- [Information supplied]
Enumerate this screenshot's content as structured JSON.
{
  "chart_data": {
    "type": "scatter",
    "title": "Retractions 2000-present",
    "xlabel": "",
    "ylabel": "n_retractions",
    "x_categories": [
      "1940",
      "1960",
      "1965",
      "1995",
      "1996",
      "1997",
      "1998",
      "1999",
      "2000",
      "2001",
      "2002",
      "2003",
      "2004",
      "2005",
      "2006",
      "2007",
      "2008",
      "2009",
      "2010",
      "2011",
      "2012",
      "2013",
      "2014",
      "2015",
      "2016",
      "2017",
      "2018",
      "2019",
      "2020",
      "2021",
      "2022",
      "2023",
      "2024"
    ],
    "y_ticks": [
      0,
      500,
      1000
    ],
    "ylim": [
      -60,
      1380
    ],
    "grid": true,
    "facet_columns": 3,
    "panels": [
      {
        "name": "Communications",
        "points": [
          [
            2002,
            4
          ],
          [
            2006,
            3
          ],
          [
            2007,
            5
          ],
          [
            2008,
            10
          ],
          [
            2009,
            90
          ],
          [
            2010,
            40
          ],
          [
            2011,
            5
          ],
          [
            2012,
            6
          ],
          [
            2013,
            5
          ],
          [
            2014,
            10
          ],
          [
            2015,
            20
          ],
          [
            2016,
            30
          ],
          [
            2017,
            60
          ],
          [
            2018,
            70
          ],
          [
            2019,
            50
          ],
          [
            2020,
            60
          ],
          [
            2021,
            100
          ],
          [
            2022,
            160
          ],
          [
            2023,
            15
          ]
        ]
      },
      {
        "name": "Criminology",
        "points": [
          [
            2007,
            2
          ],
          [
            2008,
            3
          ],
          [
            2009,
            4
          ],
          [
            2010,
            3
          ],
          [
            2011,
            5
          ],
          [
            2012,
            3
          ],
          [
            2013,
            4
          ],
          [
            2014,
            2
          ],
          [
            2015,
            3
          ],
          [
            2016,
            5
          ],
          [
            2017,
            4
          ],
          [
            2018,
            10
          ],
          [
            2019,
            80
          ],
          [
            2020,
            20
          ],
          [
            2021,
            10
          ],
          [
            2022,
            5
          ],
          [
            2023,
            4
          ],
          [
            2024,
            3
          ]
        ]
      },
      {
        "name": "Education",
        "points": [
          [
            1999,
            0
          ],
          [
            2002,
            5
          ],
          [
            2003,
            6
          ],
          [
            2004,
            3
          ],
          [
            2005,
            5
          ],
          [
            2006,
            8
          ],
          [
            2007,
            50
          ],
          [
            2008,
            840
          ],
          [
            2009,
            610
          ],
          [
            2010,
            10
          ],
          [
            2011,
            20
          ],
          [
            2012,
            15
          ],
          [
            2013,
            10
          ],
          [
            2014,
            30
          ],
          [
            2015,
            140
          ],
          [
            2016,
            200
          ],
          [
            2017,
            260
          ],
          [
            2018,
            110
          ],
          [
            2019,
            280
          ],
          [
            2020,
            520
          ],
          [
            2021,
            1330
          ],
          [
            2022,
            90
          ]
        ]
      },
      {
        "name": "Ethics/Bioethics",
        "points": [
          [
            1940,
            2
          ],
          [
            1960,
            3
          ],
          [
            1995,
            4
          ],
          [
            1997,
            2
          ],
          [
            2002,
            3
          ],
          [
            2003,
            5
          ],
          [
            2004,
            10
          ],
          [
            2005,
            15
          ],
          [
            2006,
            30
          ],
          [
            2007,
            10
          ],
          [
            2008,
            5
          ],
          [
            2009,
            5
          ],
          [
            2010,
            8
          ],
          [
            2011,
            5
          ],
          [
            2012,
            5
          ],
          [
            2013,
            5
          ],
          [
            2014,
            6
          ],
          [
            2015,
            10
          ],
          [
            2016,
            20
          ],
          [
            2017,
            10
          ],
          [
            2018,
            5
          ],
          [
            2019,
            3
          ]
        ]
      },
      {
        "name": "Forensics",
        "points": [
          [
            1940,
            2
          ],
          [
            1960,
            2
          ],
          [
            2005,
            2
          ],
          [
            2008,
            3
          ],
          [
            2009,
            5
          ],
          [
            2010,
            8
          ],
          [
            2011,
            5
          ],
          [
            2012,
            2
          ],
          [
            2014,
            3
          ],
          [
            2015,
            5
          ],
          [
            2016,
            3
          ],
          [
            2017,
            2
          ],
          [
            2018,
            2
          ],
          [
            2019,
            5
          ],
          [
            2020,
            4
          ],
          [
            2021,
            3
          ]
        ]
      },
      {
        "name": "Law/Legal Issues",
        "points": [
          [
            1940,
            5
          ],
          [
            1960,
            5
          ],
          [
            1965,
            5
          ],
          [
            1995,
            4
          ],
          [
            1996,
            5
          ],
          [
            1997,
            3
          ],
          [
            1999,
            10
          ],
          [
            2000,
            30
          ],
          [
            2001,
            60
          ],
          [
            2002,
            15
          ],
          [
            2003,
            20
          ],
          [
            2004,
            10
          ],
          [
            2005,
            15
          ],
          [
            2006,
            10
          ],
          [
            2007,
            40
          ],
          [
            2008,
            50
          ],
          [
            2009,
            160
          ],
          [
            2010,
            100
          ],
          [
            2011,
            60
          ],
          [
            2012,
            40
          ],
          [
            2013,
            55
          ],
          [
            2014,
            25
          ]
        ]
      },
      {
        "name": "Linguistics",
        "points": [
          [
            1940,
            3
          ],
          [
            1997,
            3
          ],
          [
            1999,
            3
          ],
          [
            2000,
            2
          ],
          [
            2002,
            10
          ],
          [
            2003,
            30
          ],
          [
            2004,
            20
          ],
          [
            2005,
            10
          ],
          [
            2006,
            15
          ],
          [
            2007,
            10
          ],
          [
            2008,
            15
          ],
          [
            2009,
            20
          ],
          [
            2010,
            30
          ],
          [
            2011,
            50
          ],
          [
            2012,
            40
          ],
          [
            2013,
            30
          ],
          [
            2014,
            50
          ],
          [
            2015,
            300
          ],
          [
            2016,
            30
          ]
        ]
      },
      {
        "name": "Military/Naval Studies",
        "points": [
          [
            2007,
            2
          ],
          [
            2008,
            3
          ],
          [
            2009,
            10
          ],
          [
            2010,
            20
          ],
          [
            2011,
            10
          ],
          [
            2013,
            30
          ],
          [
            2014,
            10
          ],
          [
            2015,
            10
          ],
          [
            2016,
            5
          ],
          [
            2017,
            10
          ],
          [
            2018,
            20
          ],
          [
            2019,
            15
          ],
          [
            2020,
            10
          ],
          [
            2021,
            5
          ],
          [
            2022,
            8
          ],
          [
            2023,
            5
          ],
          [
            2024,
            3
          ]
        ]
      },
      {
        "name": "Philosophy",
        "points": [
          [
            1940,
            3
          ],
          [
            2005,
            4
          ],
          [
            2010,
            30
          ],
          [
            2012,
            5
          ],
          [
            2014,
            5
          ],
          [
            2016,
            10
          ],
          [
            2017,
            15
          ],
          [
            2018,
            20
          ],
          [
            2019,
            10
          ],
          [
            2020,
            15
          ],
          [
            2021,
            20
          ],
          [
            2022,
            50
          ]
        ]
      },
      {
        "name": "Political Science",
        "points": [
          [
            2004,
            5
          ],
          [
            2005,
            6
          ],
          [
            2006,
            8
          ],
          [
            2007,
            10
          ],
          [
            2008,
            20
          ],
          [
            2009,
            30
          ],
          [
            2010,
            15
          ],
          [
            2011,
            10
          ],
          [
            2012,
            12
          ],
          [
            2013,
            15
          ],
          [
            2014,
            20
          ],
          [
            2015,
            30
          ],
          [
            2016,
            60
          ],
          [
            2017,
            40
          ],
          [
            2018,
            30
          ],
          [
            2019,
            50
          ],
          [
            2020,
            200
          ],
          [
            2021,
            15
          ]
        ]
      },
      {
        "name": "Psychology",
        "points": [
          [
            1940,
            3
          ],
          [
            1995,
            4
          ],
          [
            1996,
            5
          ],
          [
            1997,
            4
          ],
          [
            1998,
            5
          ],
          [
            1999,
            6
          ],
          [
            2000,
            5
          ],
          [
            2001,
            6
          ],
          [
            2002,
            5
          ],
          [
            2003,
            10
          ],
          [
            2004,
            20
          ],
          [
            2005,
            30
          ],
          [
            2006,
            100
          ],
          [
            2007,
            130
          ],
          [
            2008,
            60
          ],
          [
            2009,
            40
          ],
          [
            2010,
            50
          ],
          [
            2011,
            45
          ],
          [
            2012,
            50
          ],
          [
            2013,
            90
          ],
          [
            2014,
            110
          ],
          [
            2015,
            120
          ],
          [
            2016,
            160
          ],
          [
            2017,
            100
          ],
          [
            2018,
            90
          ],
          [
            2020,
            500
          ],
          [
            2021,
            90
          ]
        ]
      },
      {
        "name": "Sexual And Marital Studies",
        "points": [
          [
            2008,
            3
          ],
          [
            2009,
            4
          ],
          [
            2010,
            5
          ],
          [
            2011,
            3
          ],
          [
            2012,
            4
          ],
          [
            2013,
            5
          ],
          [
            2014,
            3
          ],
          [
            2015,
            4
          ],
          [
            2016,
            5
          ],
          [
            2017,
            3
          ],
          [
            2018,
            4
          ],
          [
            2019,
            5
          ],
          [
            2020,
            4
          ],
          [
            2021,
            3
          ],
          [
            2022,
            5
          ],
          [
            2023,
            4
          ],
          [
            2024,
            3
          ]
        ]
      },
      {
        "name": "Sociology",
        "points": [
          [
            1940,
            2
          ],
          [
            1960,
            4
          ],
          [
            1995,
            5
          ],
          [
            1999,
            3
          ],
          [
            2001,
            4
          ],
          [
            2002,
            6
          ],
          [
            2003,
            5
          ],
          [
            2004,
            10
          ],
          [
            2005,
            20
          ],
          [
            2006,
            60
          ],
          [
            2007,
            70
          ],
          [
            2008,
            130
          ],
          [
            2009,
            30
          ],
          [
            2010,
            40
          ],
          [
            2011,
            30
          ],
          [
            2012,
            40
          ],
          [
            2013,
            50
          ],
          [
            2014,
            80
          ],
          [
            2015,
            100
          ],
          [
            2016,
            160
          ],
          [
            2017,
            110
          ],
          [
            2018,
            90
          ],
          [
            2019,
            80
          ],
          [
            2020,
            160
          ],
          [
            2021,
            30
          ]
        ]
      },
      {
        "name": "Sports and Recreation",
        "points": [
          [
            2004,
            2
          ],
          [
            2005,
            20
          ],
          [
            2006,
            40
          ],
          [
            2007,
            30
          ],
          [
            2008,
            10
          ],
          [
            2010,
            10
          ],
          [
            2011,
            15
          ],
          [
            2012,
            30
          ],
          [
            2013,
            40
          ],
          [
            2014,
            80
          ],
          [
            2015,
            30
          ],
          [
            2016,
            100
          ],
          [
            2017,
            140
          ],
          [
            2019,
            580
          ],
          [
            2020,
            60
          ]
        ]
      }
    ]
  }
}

- [Task objective] Scan the records above for the string "Studies", then report every line that contains it.

- [Final result]
        "name": "Military/Naval Studies",
        "name": "Sexual And Marital Studies",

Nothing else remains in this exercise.